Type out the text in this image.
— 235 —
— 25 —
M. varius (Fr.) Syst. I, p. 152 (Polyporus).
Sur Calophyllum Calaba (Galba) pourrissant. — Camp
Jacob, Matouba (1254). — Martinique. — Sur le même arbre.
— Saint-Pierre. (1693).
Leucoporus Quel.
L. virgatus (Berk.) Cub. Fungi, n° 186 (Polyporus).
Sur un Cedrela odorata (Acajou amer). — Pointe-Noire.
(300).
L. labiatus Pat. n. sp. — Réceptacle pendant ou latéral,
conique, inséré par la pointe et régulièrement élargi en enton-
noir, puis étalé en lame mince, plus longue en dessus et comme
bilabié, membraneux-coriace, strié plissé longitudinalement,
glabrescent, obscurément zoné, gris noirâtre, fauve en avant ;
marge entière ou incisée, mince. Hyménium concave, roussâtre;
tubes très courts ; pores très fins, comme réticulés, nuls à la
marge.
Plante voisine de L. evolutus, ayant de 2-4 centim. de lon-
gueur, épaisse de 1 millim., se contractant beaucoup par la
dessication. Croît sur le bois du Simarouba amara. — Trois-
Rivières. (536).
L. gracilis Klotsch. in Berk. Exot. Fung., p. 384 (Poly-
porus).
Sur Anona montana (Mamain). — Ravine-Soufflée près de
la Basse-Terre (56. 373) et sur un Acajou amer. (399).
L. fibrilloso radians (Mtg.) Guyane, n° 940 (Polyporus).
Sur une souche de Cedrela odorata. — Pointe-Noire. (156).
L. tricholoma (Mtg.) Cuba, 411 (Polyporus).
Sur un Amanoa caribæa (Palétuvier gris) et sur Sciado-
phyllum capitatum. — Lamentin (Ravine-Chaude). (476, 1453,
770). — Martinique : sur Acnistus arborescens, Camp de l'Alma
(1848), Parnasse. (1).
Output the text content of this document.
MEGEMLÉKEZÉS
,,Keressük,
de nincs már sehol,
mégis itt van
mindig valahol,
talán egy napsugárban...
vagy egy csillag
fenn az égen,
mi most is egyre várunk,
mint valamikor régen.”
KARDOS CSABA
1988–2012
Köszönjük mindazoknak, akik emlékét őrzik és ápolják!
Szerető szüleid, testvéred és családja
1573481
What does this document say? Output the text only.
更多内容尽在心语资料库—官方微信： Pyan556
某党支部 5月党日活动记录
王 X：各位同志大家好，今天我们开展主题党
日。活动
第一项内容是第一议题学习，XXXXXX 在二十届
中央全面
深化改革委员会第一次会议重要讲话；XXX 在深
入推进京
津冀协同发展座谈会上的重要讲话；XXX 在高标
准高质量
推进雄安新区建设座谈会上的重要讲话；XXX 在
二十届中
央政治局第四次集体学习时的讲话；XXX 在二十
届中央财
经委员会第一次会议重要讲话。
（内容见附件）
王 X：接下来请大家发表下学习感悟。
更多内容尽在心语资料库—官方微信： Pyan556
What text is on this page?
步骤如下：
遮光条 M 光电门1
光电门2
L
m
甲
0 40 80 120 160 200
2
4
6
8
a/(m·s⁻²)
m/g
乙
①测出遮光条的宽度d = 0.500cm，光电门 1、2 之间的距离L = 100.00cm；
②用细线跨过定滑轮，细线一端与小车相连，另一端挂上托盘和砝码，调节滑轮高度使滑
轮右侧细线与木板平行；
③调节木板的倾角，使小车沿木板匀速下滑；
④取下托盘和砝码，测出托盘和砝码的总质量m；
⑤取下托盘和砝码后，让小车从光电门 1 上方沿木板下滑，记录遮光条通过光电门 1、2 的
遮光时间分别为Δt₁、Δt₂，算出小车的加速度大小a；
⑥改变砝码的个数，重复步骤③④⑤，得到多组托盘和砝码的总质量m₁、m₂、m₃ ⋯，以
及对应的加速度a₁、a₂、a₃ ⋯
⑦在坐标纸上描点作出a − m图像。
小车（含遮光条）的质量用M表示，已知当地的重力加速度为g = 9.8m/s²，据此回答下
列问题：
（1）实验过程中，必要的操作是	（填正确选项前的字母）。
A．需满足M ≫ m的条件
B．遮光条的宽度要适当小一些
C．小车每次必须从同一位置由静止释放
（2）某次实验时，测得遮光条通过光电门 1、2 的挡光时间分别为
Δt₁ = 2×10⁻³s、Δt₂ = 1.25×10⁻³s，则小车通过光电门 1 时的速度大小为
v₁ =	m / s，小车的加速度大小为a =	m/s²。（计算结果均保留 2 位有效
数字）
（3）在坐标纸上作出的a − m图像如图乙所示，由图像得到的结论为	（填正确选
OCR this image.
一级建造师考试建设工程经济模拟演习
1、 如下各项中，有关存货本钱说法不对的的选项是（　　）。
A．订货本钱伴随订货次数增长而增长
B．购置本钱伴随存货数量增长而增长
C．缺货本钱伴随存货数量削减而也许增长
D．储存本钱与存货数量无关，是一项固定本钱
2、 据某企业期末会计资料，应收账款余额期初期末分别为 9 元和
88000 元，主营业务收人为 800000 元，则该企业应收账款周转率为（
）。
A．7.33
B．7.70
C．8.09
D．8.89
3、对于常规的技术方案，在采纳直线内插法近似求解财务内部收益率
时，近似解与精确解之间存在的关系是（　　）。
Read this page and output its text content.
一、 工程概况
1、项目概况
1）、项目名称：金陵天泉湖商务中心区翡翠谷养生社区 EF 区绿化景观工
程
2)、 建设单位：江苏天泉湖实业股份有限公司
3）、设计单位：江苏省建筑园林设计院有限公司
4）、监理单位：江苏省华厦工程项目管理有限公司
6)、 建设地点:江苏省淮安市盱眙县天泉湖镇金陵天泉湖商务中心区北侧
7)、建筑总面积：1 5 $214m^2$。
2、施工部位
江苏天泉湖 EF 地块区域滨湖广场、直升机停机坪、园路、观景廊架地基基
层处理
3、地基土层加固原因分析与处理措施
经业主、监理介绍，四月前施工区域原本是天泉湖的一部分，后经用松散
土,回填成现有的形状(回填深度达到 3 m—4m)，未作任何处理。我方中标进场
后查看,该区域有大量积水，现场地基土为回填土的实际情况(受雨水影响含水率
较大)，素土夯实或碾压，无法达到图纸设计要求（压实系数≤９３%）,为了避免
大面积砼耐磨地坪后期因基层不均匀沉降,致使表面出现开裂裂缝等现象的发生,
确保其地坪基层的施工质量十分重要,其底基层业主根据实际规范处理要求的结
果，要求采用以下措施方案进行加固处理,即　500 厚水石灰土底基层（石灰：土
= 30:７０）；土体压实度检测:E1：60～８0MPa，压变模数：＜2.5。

⁂

Short task:
Go through the entries above and pull out each line with "content" in it.

Solution to the problem:
Output the text content of this document.
Read this page and output its text content.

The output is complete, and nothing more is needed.